— What you will do —
Of the lines in these entries, how many contain the string "menjadi"? Give the number and nothing else.

───── Entries ─────

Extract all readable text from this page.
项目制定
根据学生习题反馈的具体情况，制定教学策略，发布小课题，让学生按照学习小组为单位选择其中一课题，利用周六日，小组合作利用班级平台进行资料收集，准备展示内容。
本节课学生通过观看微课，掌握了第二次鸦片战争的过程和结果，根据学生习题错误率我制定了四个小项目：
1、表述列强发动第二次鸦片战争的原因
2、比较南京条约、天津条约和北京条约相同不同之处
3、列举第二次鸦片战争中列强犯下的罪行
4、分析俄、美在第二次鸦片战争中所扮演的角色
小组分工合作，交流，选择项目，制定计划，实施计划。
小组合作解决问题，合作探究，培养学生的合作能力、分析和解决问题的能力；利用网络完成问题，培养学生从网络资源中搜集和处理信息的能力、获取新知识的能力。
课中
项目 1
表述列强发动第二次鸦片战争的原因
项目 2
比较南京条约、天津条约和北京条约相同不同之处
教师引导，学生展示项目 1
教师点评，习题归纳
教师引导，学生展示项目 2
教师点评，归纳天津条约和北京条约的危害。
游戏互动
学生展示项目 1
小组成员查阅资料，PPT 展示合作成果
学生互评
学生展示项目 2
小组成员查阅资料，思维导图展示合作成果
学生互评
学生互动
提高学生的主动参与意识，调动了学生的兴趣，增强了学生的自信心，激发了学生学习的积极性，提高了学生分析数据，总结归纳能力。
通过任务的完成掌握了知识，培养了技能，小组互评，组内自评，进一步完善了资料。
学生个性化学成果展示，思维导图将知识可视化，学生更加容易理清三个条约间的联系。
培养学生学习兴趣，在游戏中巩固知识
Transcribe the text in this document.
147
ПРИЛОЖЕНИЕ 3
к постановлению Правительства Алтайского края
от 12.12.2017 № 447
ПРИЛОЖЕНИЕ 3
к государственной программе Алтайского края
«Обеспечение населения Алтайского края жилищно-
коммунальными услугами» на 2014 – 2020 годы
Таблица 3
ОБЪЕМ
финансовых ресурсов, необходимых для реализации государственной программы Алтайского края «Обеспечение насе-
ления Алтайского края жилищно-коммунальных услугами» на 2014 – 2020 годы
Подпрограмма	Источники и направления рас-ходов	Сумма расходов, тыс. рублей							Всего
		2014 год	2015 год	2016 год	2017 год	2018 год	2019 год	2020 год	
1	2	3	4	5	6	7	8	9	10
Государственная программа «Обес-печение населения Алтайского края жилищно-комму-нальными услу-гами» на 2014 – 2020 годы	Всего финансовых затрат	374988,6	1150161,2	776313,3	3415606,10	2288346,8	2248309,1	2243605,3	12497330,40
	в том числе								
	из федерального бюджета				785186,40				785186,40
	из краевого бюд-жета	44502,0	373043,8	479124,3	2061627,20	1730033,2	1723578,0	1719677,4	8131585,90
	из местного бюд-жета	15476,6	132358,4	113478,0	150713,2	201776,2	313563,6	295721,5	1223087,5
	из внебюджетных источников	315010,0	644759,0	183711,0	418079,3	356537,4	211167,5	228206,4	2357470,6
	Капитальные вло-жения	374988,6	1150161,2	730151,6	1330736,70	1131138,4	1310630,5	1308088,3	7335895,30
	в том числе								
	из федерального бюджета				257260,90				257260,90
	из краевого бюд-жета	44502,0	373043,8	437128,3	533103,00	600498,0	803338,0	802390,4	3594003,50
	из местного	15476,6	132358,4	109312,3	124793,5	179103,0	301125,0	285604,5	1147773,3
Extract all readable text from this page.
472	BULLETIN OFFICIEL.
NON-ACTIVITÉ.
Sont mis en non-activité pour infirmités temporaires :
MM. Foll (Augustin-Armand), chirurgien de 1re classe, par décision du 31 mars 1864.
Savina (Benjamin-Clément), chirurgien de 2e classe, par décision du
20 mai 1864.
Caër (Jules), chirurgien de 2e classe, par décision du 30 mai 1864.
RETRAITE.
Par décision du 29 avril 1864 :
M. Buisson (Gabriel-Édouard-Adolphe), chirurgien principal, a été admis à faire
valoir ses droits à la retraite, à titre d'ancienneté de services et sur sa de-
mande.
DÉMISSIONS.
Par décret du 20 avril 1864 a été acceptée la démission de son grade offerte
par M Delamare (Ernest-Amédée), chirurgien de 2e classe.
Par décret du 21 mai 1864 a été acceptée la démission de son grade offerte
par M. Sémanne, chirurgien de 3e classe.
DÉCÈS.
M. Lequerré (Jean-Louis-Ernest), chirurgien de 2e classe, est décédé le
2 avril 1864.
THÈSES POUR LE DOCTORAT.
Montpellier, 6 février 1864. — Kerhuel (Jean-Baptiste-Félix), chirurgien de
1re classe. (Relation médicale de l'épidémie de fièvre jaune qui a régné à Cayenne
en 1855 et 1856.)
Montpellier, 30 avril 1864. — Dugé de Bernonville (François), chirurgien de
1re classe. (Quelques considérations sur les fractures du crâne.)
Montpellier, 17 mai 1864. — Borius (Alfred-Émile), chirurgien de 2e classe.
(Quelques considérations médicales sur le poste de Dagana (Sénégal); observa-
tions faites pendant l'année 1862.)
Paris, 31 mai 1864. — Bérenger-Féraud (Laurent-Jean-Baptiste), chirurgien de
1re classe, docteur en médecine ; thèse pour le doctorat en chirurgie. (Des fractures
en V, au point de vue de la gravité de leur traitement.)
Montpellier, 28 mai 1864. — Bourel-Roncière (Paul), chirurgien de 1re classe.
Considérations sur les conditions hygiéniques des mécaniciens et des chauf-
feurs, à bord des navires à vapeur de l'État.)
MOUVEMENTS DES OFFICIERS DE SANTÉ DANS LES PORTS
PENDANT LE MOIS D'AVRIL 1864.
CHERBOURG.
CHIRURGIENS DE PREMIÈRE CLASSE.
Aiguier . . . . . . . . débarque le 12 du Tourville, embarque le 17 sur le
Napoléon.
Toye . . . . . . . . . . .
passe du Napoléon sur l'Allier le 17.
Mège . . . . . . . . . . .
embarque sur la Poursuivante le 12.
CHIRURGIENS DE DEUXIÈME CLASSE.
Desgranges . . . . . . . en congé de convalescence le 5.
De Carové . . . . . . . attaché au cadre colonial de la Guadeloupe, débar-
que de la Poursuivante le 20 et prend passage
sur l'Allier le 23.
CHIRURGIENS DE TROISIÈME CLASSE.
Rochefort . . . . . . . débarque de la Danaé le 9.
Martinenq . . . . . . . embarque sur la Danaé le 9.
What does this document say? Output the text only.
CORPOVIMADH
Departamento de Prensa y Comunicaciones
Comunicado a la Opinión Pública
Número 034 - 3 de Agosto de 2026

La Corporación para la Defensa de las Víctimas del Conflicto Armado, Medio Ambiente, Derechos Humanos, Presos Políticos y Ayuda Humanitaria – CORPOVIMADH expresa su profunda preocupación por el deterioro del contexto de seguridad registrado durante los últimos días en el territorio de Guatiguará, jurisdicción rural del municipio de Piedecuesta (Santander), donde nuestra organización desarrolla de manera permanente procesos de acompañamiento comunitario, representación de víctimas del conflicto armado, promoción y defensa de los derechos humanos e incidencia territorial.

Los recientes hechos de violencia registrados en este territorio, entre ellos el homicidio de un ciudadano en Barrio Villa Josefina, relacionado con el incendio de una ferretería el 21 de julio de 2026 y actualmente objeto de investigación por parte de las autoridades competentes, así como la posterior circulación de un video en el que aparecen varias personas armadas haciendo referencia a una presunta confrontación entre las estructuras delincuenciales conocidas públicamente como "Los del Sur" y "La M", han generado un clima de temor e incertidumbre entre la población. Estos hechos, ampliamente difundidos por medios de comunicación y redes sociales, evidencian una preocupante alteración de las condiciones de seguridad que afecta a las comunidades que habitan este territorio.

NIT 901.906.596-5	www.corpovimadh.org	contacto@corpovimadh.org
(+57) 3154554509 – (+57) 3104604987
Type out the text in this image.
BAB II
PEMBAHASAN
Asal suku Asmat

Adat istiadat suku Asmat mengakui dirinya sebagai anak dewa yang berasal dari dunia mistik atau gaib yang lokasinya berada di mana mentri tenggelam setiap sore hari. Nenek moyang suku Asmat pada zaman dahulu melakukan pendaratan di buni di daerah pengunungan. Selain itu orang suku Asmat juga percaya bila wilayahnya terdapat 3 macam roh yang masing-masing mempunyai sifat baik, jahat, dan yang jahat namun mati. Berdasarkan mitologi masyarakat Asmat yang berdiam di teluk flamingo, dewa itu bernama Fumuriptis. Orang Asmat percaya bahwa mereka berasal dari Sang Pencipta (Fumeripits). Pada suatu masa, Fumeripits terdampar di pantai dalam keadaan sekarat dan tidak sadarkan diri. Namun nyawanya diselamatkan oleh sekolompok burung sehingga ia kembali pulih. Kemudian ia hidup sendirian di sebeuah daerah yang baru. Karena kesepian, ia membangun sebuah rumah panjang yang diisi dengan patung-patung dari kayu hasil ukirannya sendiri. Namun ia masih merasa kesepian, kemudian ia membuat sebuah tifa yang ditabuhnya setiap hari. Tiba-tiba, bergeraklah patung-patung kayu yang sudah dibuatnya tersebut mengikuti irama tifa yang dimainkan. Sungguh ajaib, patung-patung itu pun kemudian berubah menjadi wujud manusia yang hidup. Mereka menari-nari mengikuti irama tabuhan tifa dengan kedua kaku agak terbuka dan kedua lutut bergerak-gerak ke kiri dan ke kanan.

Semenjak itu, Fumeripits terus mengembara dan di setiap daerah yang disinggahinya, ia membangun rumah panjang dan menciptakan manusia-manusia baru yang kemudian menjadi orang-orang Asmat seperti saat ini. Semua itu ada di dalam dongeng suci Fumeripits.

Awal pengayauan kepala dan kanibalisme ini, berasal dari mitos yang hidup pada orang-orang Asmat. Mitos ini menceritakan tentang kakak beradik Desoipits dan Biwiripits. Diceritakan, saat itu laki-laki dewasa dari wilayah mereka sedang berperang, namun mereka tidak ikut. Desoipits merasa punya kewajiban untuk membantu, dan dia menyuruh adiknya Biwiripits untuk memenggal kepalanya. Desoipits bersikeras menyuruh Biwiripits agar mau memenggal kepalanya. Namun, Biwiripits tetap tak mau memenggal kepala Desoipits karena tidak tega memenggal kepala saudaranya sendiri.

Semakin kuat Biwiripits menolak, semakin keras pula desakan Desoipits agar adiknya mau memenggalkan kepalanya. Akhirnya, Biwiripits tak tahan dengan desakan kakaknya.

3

─────

— Complete output —
2